- Given problem:
Pull out every line in the data that has the string "marker" in it.

- Given records:

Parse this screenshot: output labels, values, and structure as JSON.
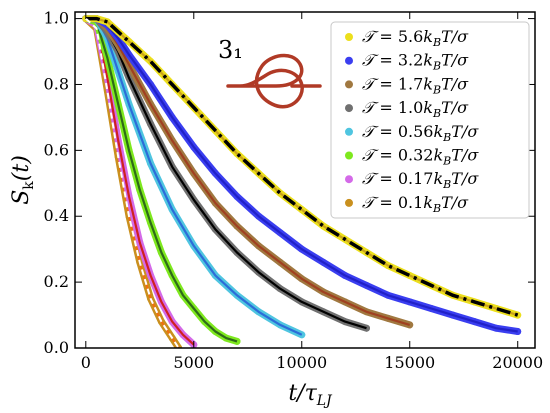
{
  "chart_data": {
    "type": "scatter",
    "xlabel": "t/τ_LJ",
    "ylabel": "S_k(t)",
    "xlim": [
      -500,
      20800
    ],
    "ylim": [
      0.0,
      1.02
    ],
    "xticks": [
      0,
      5000,
      10000,
      15000,
      20000
    ],
    "yticks": [
      0.0,
      0.2,
      0.4,
      0.6,
      0.8,
      1.0
    ],
    "ytick_labels": [
      "0.0",
      "0.2",
      "0.4",
      "0.6",
      "0.8",
      "1.0"
    ],
    "legend_position": "top-right",
    "inset_label": "3₁",
    "series": [
      {
        "name": "𝒯 = 5.6k_BT/σ",
        "color": "#ecdf1c",
        "fit_color": "#c9a21c",
        "x": [
          0,
          500,
          1000,
          1500,
          2000,
          3000,
          4000,
          5000,
          6000,
          7000,
          8000,
          9000,
          10000,
          11000,
          12000,
          13000,
          14000,
          15000,
          16000,
          17000,
          18000,
          19000,
          20000
        ],
        "y": [
          1.0,
          1.0,
          0.99,
          0.96,
          0.93,
          0.87,
          0.8,
          0.73,
          0.66,
          0.59,
          0.53,
          0.47,
          0.42,
          0.37,
          0.33,
          0.29,
          0.25,
          0.22,
          0.19,
          0.16,
          0.14,
          0.12,
          0.1
        ]
      },
      {
        "name": "𝒯 = 3.2k_BT/σ",
        "color": "#3a3ef0",
        "fit_color": "#2121c8",
        "x": [
          0,
          500,
          1000,
          1500,
          2000,
          3000,
          4000,
          5000,
          6000,
          7000,
          8000,
          9000,
          10000,
          11000,
          12000,
          13000,
          14000,
          15000,
          16000,
          17000,
          18000,
          19000,
          20000
        ],
        "y": [
          1.0,
          1.0,
          0.98,
          0.94,
          0.89,
          0.8,
          0.7,
          0.61,
          0.53,
          0.46,
          0.4,
          0.35,
          0.3,
          0.26,
          0.22,
          0.19,
          0.16,
          0.14,
          0.12,
          0.1,
          0.08,
          0.06,
          0.05
        ]
      },
      {
        "name": "𝒯 = 1.7k_BT/σ",
        "color": "#a07840",
        "fit_color": "#a04020",
        "x": [
          0,
          500,
          1000,
          1500,
          2000,
          3000,
          4000,
          5000,
          6000,
          7000,
          8000,
          9000,
          10000,
          11000,
          12000,
          13000,
          14000,
          15000
        ],
        "y": [
          1.0,
          1.0,
          0.97,
          0.92,
          0.86,
          0.74,
          0.63,
          0.53,
          0.44,
          0.37,
          0.31,
          0.26,
          0.21,
          0.17,
          0.14,
          0.11,
          0.09,
          0.07
        ]
      },
      {
        "name": "𝒯 = 1.0k_BT/σ",
        "color": "#707070",
        "fit_color": "#000000",
        "x": [
          0,
          500,
          1000,
          1500,
          2000,
          3000,
          4000,
          5000,
          6000,
          7000,
          8000,
          9000,
          10000,
          11000,
          12000,
          13000
        ],
        "y": [
          1.0,
          1.0,
          0.96,
          0.9,
          0.82,
          0.68,
          0.55,
          0.45,
          0.36,
          0.29,
          0.23,
          0.18,
          0.14,
          0.11,
          0.08,
          0.06
        ]
      },
      {
        "name": "𝒯 = 0.56k_BT/σ",
        "color": "#4fc5e0",
        "fit_color": "#2c6cd8",
        "x": [
          0,
          500,
          1000,
          1500,
          2000,
          3000,
          4000,
          5000,
          6000,
          7000,
          8000,
          9000,
          10000
        ],
        "y": [
          1.0,
          1.0,
          0.94,
          0.84,
          0.74,
          0.56,
          0.42,
          0.31,
          0.22,
          0.16,
          0.11,
          0.07,
          0.04
        ]
      },
      {
        "name": "𝒯 = 0.32k_BT/σ",
        "color": "#7ee81e",
        "fit_color": "#2e6a18",
        "x": [
          0,
          500,
          1000,
          1500,
          2000,
          2500,
          3000,
          3500,
          4000,
          4500,
          5000,
          5500,
          6000,
          6500,
          7000
        ],
        "y": [
          1.0,
          0.99,
          0.88,
          0.74,
          0.6,
          0.48,
          0.38,
          0.29,
          0.22,
          0.16,
          0.12,
          0.08,
          0.05,
          0.03,
          0.02
        ]
      },
      {
        "name": "𝒯 = 0.17k_BT/σ",
        "color": "#d46ae8",
        "fit_color": "#d02020",
        "x": [
          0,
          500,
          1000,
          1500,
          2000,
          2500,
          3000,
          3500,
          4000,
          4500,
          5000
        ],
        "y": [
          1.0,
          0.98,
          0.82,
          0.63,
          0.46,
          0.32,
          0.22,
          0.14,
          0.08,
          0.04,
          0.01
        ]
      },
      {
        "name": "𝒯 = 0.1k_BT/σ",
        "color": "#c9901e",
        "fit_color": "#f07010",
        "x": [
          0,
          500,
          1000,
          1500,
          2000,
          2500,
          3000,
          3500,
          4000,
          4300
        ],
        "y": [
          1.0,
          0.97,
          0.78,
          0.58,
          0.4,
          0.26,
          0.15,
          0.08,
          0.03,
          0.0
        ]
      }
    ]
  }
}
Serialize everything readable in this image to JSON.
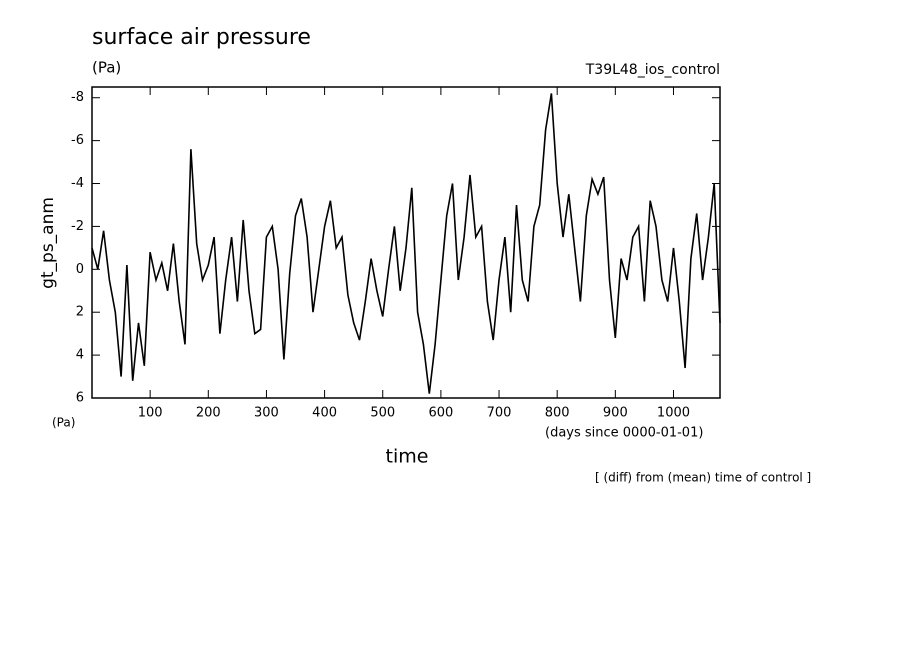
{
  "chart_data": {
    "type": "line",
    "title": "surface air pressure",
    "units_top": "(Pa)",
    "experiment": "T39L48_ios_control",
    "y_label": "gt_ps_anm",
    "units_axis": "(Pa)",
    "x_units": "(days since 0000-01-01)",
    "x_label": "time",
    "note": "[ (diff) from (mean) time of control ]",
    "color": "#000000",
    "xlim": [
      0,
      1080
    ],
    "xticks": [
      100,
      200,
      300,
      400,
      500,
      600,
      700,
      800,
      900,
      1000
    ],
    "ylim": [
      6,
      -8.5
    ],
    "yticks": [
      -8,
      -6,
      -4,
      -2,
      0,
      2,
      4,
      6
    ],
    "x": [
      0,
      10,
      20,
      30,
      40,
      50,
      60,
      70,
      80,
      90,
      100,
      110,
      120,
      130,
      140,
      150,
      160,
      170,
      180,
      190,
      200,
      210,
      220,
      230,
      240,
      250,
      260,
      270,
      280,
      290,
      300,
      310,
      320,
      330,
      340,
      350,
      360,
      370,
      380,
      390,
      400,
      410,
      420,
      430,
      440,
      450,
      460,
      470,
      480,
      490,
      500,
      510,
      520,
      530,
      540,
      550,
      560,
      570,
      580,
      590,
      600,
      610,
      620,
      630,
      640,
      650,
      660,
      670,
      680,
      690,
      700,
      710,
      720,
      730,
      740,
      750,
      760,
      770,
      780,
      790,
      800,
      810,
      820,
      830,
      840,
      850,
      860,
      870,
      880,
      890,
      900,
      910,
      920,
      930,
      940,
      950,
      960,
      970,
      980,
      990,
      1000,
      1010,
      1020,
      1030,
      1040,
      1050,
      1060,
      1070,
      1080
    ],
    "values": [
      -1,
      0,
      -1.8,
      0.5,
      2,
      5,
      -0.2,
      5.2,
      2.5,
      4.5,
      -0.8,
      0.5,
      -0.3,
      1,
      -1.2,
      1.5,
      3.5,
      -5.6,
      -1.2,
      0.5,
      -0.2,
      -1.5,
      3,
      0.5,
      -1.5,
      1.5,
      -2.3,
      1,
      3,
      2.8,
      -1.5,
      -2,
      0,
      4.2,
      0.2,
      -2.5,
      -3.3,
      -1.5,
      2,
      0,
      -2,
      -3.2,
      -1,
      -1.5,
      1.2,
      2.5,
      3.3,
      1.5,
      -0.5,
      1,
      2.2,
      0,
      -2,
      1,
      -1,
      -3.8,
      2,
      3.5,
      5.8,
      3.5,
      0.5,
      -2.5,
      -4,
      0.5,
      -1.5,
      -4.4,
      -1.5,
      -2,
      1.5,
      3.3,
      0.5,
      -1.5,
      2,
      -3,
      0.5,
      1.5,
      -2,
      -3,
      -6.5,
      -8.2,
      -4,
      -1.5,
      -3.5,
      -1,
      1.5,
      -2.5,
      -4.2,
      -3.5,
      -4.3,
      0.5,
      3.2,
      -0.5,
      0.5,
      -1.5,
      -2,
      1.5,
      -3.2,
      -2,
      0.5,
      1.5,
      -1,
      1.5,
      4.6,
      -0.5,
      -2.6,
      0.5,
      -1.5,
      -4,
      2.5
    ]
  }
}
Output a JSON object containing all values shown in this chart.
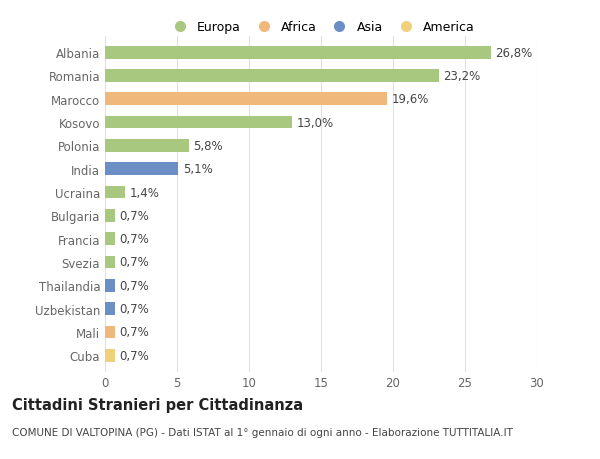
{
  "categories": [
    "Albania",
    "Romania",
    "Marocco",
    "Kosovo",
    "Polonia",
    "India",
    "Ucraina",
    "Bulgaria",
    "Francia",
    "Svezia",
    "Thailandia",
    "Uzbekistan",
    "Mali",
    "Cuba"
  ],
  "values": [
    26.8,
    23.2,
    19.6,
    13.0,
    5.8,
    5.1,
    1.4,
    0.7,
    0.7,
    0.7,
    0.7,
    0.7,
    0.7,
    0.7
  ],
  "labels": [
    "26,8%",
    "23,2%",
    "19,6%",
    "13,0%",
    "5,8%",
    "5,1%",
    "1,4%",
    "0,7%",
    "0,7%",
    "0,7%",
    "0,7%",
    "0,7%",
    "0,7%",
    "0,7%"
  ],
  "continents": [
    "Europa",
    "Europa",
    "Africa",
    "Europa",
    "Europa",
    "Asia",
    "Europa",
    "Europa",
    "Europa",
    "Europa",
    "Asia",
    "Asia",
    "Africa",
    "America"
  ],
  "continent_colors": {
    "Europa": "#a8c87f",
    "Africa": "#f0b87a",
    "Asia": "#6b8ec4",
    "America": "#f0d07a"
  },
  "legend_order": [
    "Europa",
    "Africa",
    "Asia",
    "America"
  ],
  "title": "Cittadini Stranieri per Cittadinanza",
  "subtitle": "COMUNE DI VALTOPINA (PG) - Dati ISTAT al 1° gennaio di ogni anno - Elaborazione TUTTITALIA.IT",
  "xlim": [
    0,
    30
  ],
  "xticks": [
    0,
    5,
    10,
    15,
    20,
    25,
    30
  ],
  "background_color": "#ffffff",
  "bar_height": 0.55,
  "grid_color": "#e0e0e0",
  "label_fontsize": 8.5,
  "tick_fontsize": 8.5,
  "title_fontsize": 10.5,
  "subtitle_fontsize": 7.5
}
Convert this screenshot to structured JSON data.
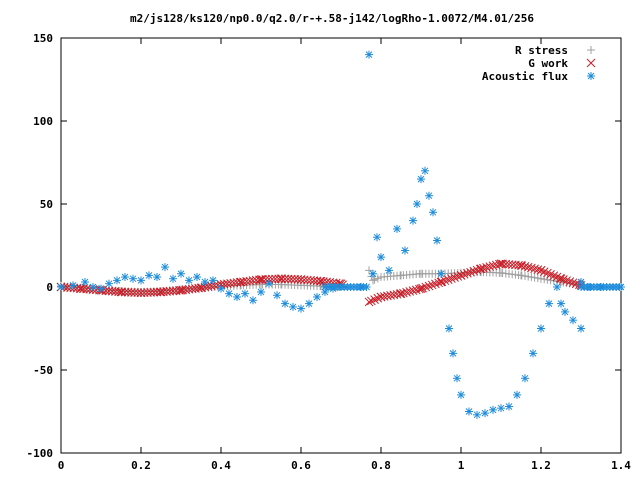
{
  "chart_data": {
    "type": "scatter",
    "title": "m2/js128/ks120/np0.0/q2.0/r-+.58-j142/logRho-1.0072/M4.01/256",
    "xlabel": "",
    "ylabel": "",
    "xlim": [
      0,
      1.4
    ],
    "ylim": [
      -100,
      150
    ],
    "xticks": [
      "0",
      "0.2",
      "0.4",
      "0.6",
      "0.8",
      "1",
      "1.2",
      "1.4"
    ],
    "yticks": [
      "150",
      "100",
      "50",
      "0",
      "-50",
      "-100"
    ],
    "legend_position": "top-right",
    "grid": false,
    "series": [
      {
        "name": "R stress",
        "marker": "plus",
        "color": "#a0a0a0",
        "points": [
          [
            0.0,
            0.5
          ],
          [
            0.05,
            -0.5
          ],
          [
            0.1,
            -1.5
          ],
          [
            0.15,
            -2.5
          ],
          [
            0.2,
            -3
          ],
          [
            0.25,
            -2.5
          ],
          [
            0.3,
            -1.5
          ],
          [
            0.35,
            -0.5
          ],
          [
            0.4,
            0.5
          ],
          [
            0.45,
            1
          ],
          [
            0.5,
            1.5
          ],
          [
            0.55,
            1.5
          ],
          [
            0.6,
            1
          ],
          [
            0.65,
            0.5
          ],
          [
            0.7,
            0
          ],
          [
            0.77,
            10
          ],
          [
            0.78,
            4
          ],
          [
            0.8,
            6
          ],
          [
            0.85,
            7
          ],
          [
            0.9,
            8
          ],
          [
            0.95,
            8
          ],
          [
            1.0,
            8.5
          ],
          [
            1.05,
            9
          ],
          [
            1.1,
            8.5
          ],
          [
            1.15,
            7
          ],
          [
            1.2,
            5
          ],
          [
            1.25,
            3
          ],
          [
            1.3,
            1
          ]
        ]
      },
      {
        "name": "G work",
        "marker": "cross",
        "color": "#c81e28",
        "points": [
          [
            0.0,
            0
          ],
          [
            0.05,
            -1
          ],
          [
            0.1,
            -2
          ],
          [
            0.15,
            -3
          ],
          [
            0.2,
            -3.5
          ],
          [
            0.25,
            -3
          ],
          [
            0.3,
            -2
          ],
          [
            0.35,
            -0.5
          ],
          [
            0.4,
            1.5
          ],
          [
            0.45,
            3
          ],
          [
            0.5,
            4.5
          ],
          [
            0.55,
            5
          ],
          [
            0.6,
            4.5
          ],
          [
            0.65,
            3.5
          ],
          [
            0.7,
            2
          ],
          [
            0.77,
            -9
          ],
          [
            0.8,
            -6
          ],
          [
            0.85,
            -4
          ],
          [
            0.9,
            -1
          ],
          [
            0.95,
            3
          ],
          [
            1.0,
            7
          ],
          [
            1.05,
            11
          ],
          [
            1.1,
            14
          ],
          [
            1.15,
            13
          ],
          [
            1.2,
            10
          ],
          [
            1.25,
            5
          ],
          [
            1.3,
            1
          ]
        ]
      },
      {
        "name": "Acoustic flux",
        "marker": "star",
        "color": "#1e8cdc",
        "points": [
          [
            0.0,
            0
          ],
          [
            0.03,
            1
          ],
          [
            0.06,
            3
          ],
          [
            0.08,
            0
          ],
          [
            0.1,
            -1
          ],
          [
            0.12,
            2
          ],
          [
            0.14,
            4
          ],
          [
            0.16,
            6
          ],
          [
            0.18,
            5
          ],
          [
            0.2,
            4
          ],
          [
            0.22,
            7
          ],
          [
            0.24,
            6
          ],
          [
            0.26,
            12
          ],
          [
            0.28,
            5
          ],
          [
            0.3,
            8
          ],
          [
            0.32,
            4
          ],
          [
            0.34,
            6
          ],
          [
            0.36,
            3
          ],
          [
            0.38,
            4
          ],
          [
            0.4,
            -1
          ],
          [
            0.42,
            -4
          ],
          [
            0.44,
            -6
          ],
          [
            0.46,
            -4
          ],
          [
            0.48,
            -8
          ],
          [
            0.5,
            -3
          ],
          [
            0.52,
            2
          ],
          [
            0.54,
            -5
          ],
          [
            0.56,
            -10
          ],
          [
            0.58,
            -12
          ],
          [
            0.6,
            -13
          ],
          [
            0.62,
            -10
          ],
          [
            0.64,
            -6
          ],
          [
            0.66,
            -3
          ],
          [
            0.68,
            -1
          ],
          [
            0.7,
            0
          ],
          [
            0.75,
            0
          ],
          [
            0.77,
            140
          ],
          [
            0.78,
            8
          ],
          [
            0.79,
            30
          ],
          [
            0.8,
            18
          ],
          [
            0.82,
            10
          ],
          [
            0.84,
            35
          ],
          [
            0.86,
            22
          ],
          [
            0.88,
            40
          ],
          [
            0.89,
            50
          ],
          [
            0.9,
            65
          ],
          [
            0.91,
            70
          ],
          [
            0.92,
            55
          ],
          [
            0.93,
            45
          ],
          [
            0.94,
            28
          ],
          [
            0.95,
            8
          ],
          [
            0.97,
            -25
          ],
          [
            0.98,
            -40
          ],
          [
            0.99,
            -55
          ],
          [
            1.0,
            -65
          ],
          [
            1.02,
            -75
          ],
          [
            1.04,
            -77
          ],
          [
            1.06,
            -76
          ],
          [
            1.08,
            -74
          ],
          [
            1.1,
            -73
          ],
          [
            1.12,
            -72
          ],
          [
            1.14,
            -65
          ],
          [
            1.16,
            -55
          ],
          [
            1.18,
            -40
          ],
          [
            1.2,
            -25
          ],
          [
            1.22,
            -10
          ],
          [
            1.24,
            0
          ],
          [
            1.25,
            -10
          ],
          [
            1.26,
            -15
          ],
          [
            1.28,
            -20
          ],
          [
            1.3,
            -25
          ],
          [
            1.3,
            3
          ],
          [
            1.32,
            0
          ],
          [
            1.35,
            0
          ],
          [
            1.38,
            0
          ],
          [
            1.4,
            0
          ]
        ]
      }
    ]
  }
}
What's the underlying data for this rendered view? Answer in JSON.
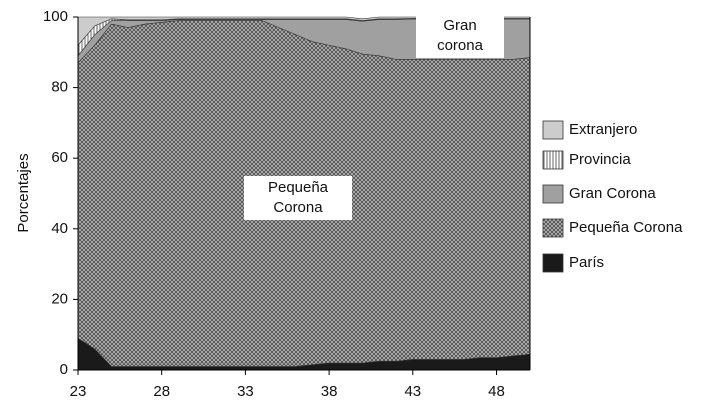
{
  "chart_data": {
    "type": "stacked-area",
    "y_label": "Porcentajes",
    "x": [
      23,
      24,
      25,
      26,
      27,
      28,
      29,
      30,
      31,
      32,
      33,
      34,
      35,
      36,
      37,
      38,
      39,
      40,
      41,
      42,
      43,
      44,
      45,
      46,
      47,
      48,
      49,
      50
    ],
    "xlim": [
      23,
      50
    ],
    "xticks": [
      23,
      28,
      33,
      38,
      43,
      48
    ],
    "ylim": [
      0,
      100
    ],
    "yticks": [
      0,
      20,
      40,
      60,
      80,
      100
    ],
    "series": [
      {
        "name": "París",
        "color": "#1a1a1a",
        "pattern": "solid",
        "values": [
          9,
          6,
          1,
          1,
          1,
          1,
          1,
          1,
          1,
          1,
          1,
          1,
          1,
          1,
          1.5,
          2,
          2,
          2,
          2.5,
          2.5,
          3,
          3,
          3,
          3,
          3.5,
          3.5,
          4,
          4.5
        ]
      },
      {
        "name": "Pequeña Corona",
        "color": "#7a7a7a",
        "pattern": "crosshatch",
        "values": [
          78,
          86,
          97,
          96,
          97,
          97.5,
          98,
          98,
          98,
          98,
          98,
          98,
          96,
          94,
          91.5,
          90,
          89,
          87.5,
          86.5,
          85.5,
          85,
          85,
          85,
          85,
          84.5,
          84.5,
          84,
          84
        ]
      },
      {
        "name": "Gran Corona",
        "color": "#a0a0a0",
        "pattern": "solid",
        "values": [
          2,
          3,
          1,
          2,
          1,
          0.5,
          0.3,
          0.3,
          0.3,
          0.3,
          0.3,
          0.3,
          2.3,
          4.3,
          6.3,
          7.3,
          8.3,
          9.3,
          10.3,
          11.3,
          11.4,
          11.4,
          11.4,
          11.4,
          11.4,
          11.4,
          11.4,
          10.9
        ]
      },
      {
        "name": "Provincia",
        "color": "#888888",
        "pattern": "vertical",
        "values": [
          3,
          2.5,
          0.5,
          0.2,
          0.2,
          0.2,
          0.2,
          0.2,
          0.2,
          0.2,
          0.2,
          0.2,
          0.2,
          0.2,
          0.2,
          0.2,
          0.2,
          0.2,
          0.2,
          0.2,
          0.2,
          0.2,
          0.2,
          0.2,
          0.2,
          0.2,
          0.2,
          0.2
        ]
      },
      {
        "name": "Extranjero",
        "color": "#cccccc",
        "pattern": "solid",
        "values": [
          8,
          2.5,
          0.5,
          0.8,
          0.8,
          0.8,
          0.5,
          0.5,
          0.5,
          0.5,
          0.5,
          0.5,
          0.5,
          0.5,
          0.5,
          0.5,
          0.5,
          0.5,
          0.5,
          0.5,
          0.4,
          0.4,
          0.4,
          0.4,
          0.4,
          0.4,
          0.4,
          0.4
        ]
      }
    ],
    "legend_order": "reversed",
    "annotations": [
      {
        "lines": [
          "Gran",
          "corona"
        ]
      },
      {
        "lines": [
          "Pequeña",
          "Corona"
        ]
      }
    ]
  }
}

- Written reply:
        "marker": "plus",
        "marker": "cross",
        "marker": "star",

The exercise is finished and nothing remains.